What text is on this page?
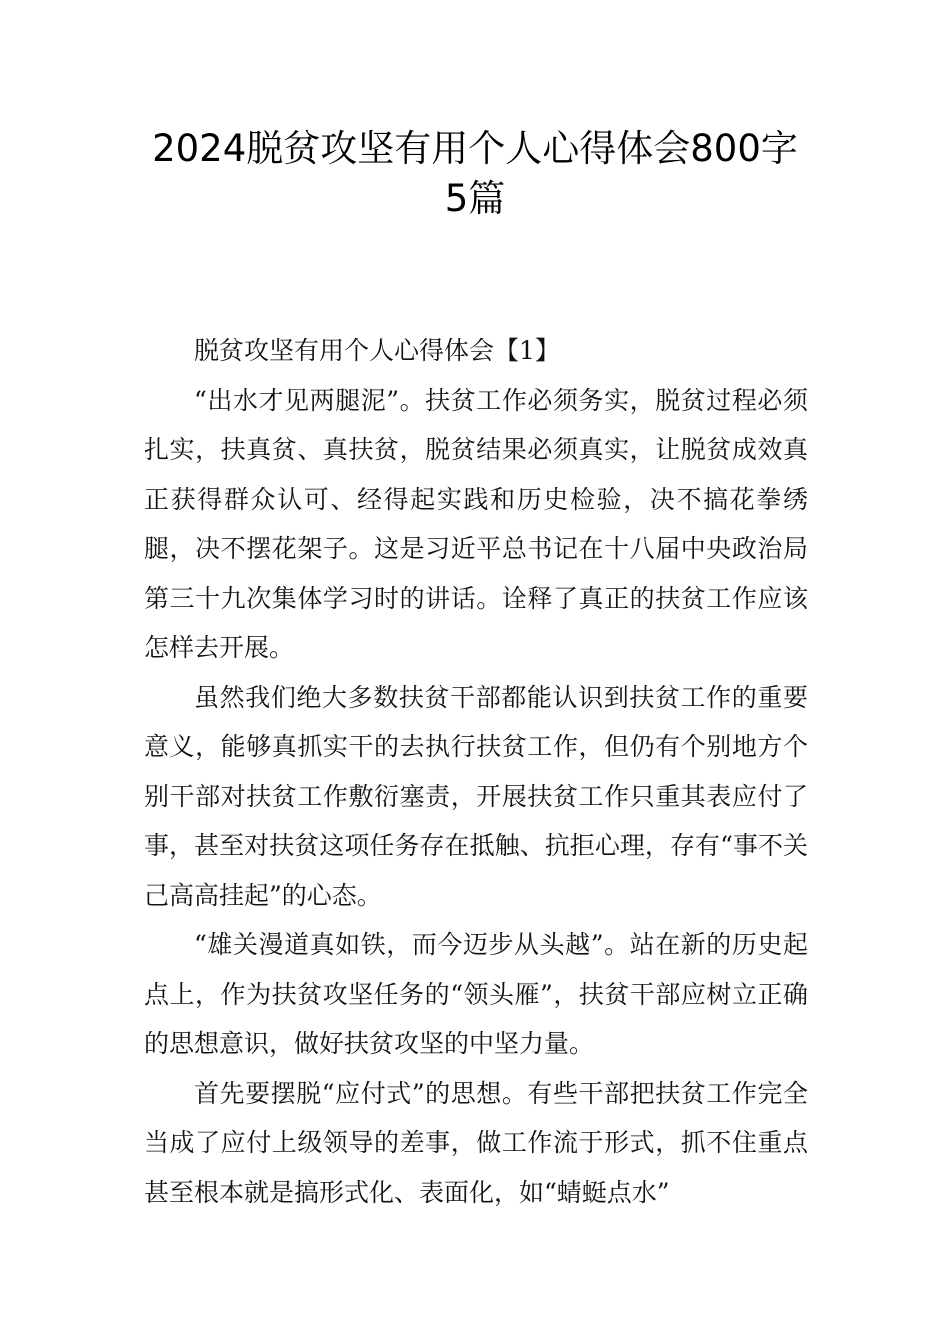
2024脱贫攻坚有用个人心得体会800字
5篇

脱贫攻坚有用个人心得体会【1】

“出水才见两腿泥”。扶贫工作必须务实，脱贫过程必须扎实，扶真贫、真扶贫，脱贫结果必须真实，让脱贫成效真正获得群众认可、经得起实践和历史检验，决不搞花拳绣腿，决不摆花架子。这是习近平总书记在十八届中央政治局第三十九次集体学习时的讲话。诠释了真正的扶贫工作应该怎样去开展。

虽然我们绝大多数扶贫干部都能认识到扶贫工作的重要意义，能够真抓实干的去执行扶贫工作，但仍有个别地方个别干部对扶贫工作敷衍塞责，开展扶贫工作只重其表应付了事，甚至对扶贫这项任务存在抵触、抗拒心理，存有“事不关己高高挂起”的心态。

“雄关漫道真如铁，而今迈步从头越”。站在新的历史起点上，作为扶贫攻坚任务的“领头雁”，扶贫干部应树立正确的思想意识，做好扶贫攻坚的中坚力量。

首先要摆脱“应付式”的思想。有些干部把扶贫工作完全当成了应付上级领导的差事，做工作流于形式，抓不住重点甚至根本就是搞形式化、表面化，如“蜻蜓点水”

****************

- Written task: Leave out the pictures and copy every record above exactly.

- Written response:
What text is on this page?
2024脱贫攻坚有用个人心得体会800字
5篇

脱贫攻坚有用个人心得体会【1】

“出水才见两腿泥”。扶贫工作必须务实，脱贫过程必须扎实，扶真贫、真扶贫，脱贫结果必须真实，让脱贫成效真正获得群众认可、经得起实践和历史检验，决不搞花拳绣腿，决不摆花架子。这是习近平总书记在十八届中央政治局第三十九次集体学习时的讲话。诠释了真正的扶贫工作应该怎样去开展。

虽然我们绝大多数扶贫干部都能认识到扶贫工作的重要意义，能够真抓实干的去执行扶贫工作，但仍有个别地方个别干部对扶贫工作敷衍塞责，开展扶贫工作只重其表应付了事，甚至对扶贫这项任务存在抵触、抗拒心理，存有“事不关己高高挂起”的心态。

“雄关漫道真如铁，而今迈步从头越”。站在新的历史起点上，作为扶贫攻坚任务的“领头雁”，扶贫干部应树立正确的思想意识，做好扶贫攻坚的中坚力量。

首先要摆脱“应付式”的思想。有些干部把扶贫工作完全当成了应付上级领导的差事，做工作流于形式，抓不住重点甚至根本就是搞形式化、表面化，如“蜻蜓点水”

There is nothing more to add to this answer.